EXERCISE BRIEF —
Show all lines holding "answer".

THE INPUT —
+++
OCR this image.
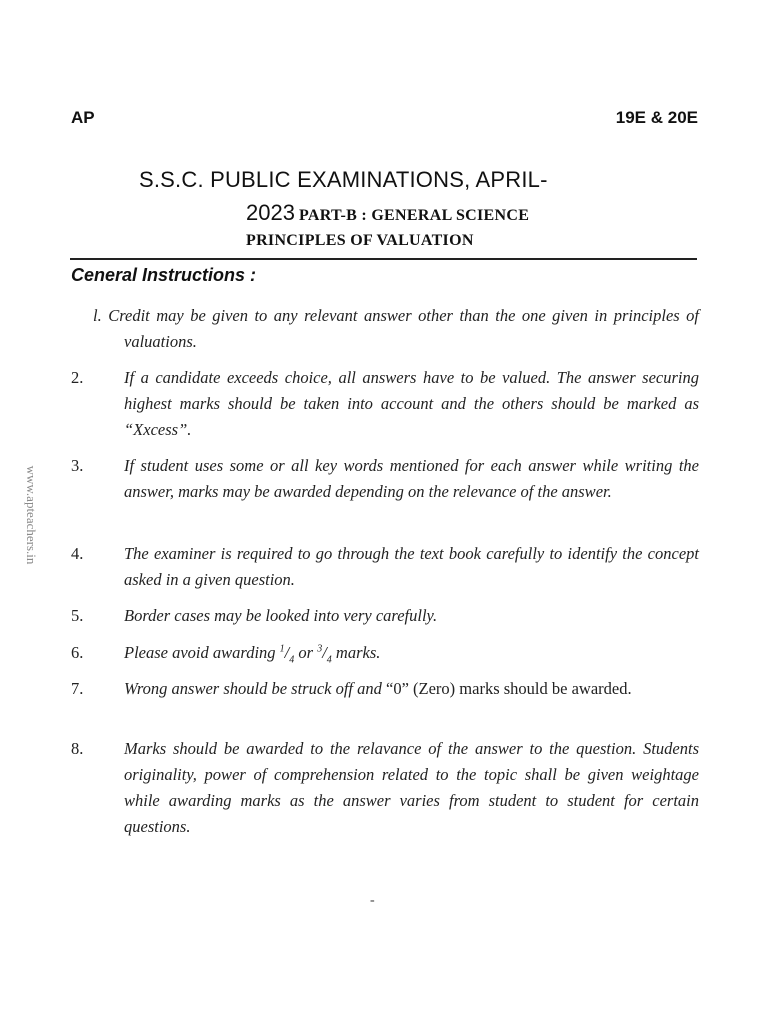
AP	19E & 20E
S.S.C. PUBLIC EXAMINATIONS, APRIL-
2023 PART-B : GENERAL SCIENCE
PRINCIPLES OF VALUATION
Ceneral Instructions :
www.apteachers.in
l. Credit may be given to any relevant answer other than the one given in principles of valuations.
2.	If a candidate exceeds choice, all answers have to be valued. The answer securing highest marks should be taken into account and the others should be marked as “Xxcess”.
3.	If student uses some or all key words mentioned for each answer while writing the answer, marks may be awarded depending on the relevance of the answer.
4.	The examiner is required to go through the text book carefully to identify the concept asked in a given question.
5.	Border cases may be looked into very carefully.
6.	Please avoid awarding $^1/_4$ or $^3/_4$ marks.
7.	Wrong answer should be struck off and “0” (Zero) marks should be awarded.
8.	Marks should be awarded to the relavance of the answer to the question. Students originality, power of comprehension related to the topic shall be given weightage while awarding marks as the answer varies from student to student for certain questions.
-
+++
TASK SOLUTION —
l. Credit may be given to any relevant answer other than the one given in principles of valuations.
2.	If a candidate exceeds choice, all answers have to be valued. The answer securing highest marks should be taken into account and the others should be marked as “Xxcess”.
3.	If student uses some or all key words mentioned for each answer while writing the answer, marks may be awarded depending on the relevance of the answer.
7.	Wrong answer should be struck off and “0” (Zero) marks should be awarded.
8.	Marks should be awarded to the relavance of the answer to the question. Students originality, power of comprehension related to the topic shall be given weightage while awarding marks as the answer varies from student to student for certain questions.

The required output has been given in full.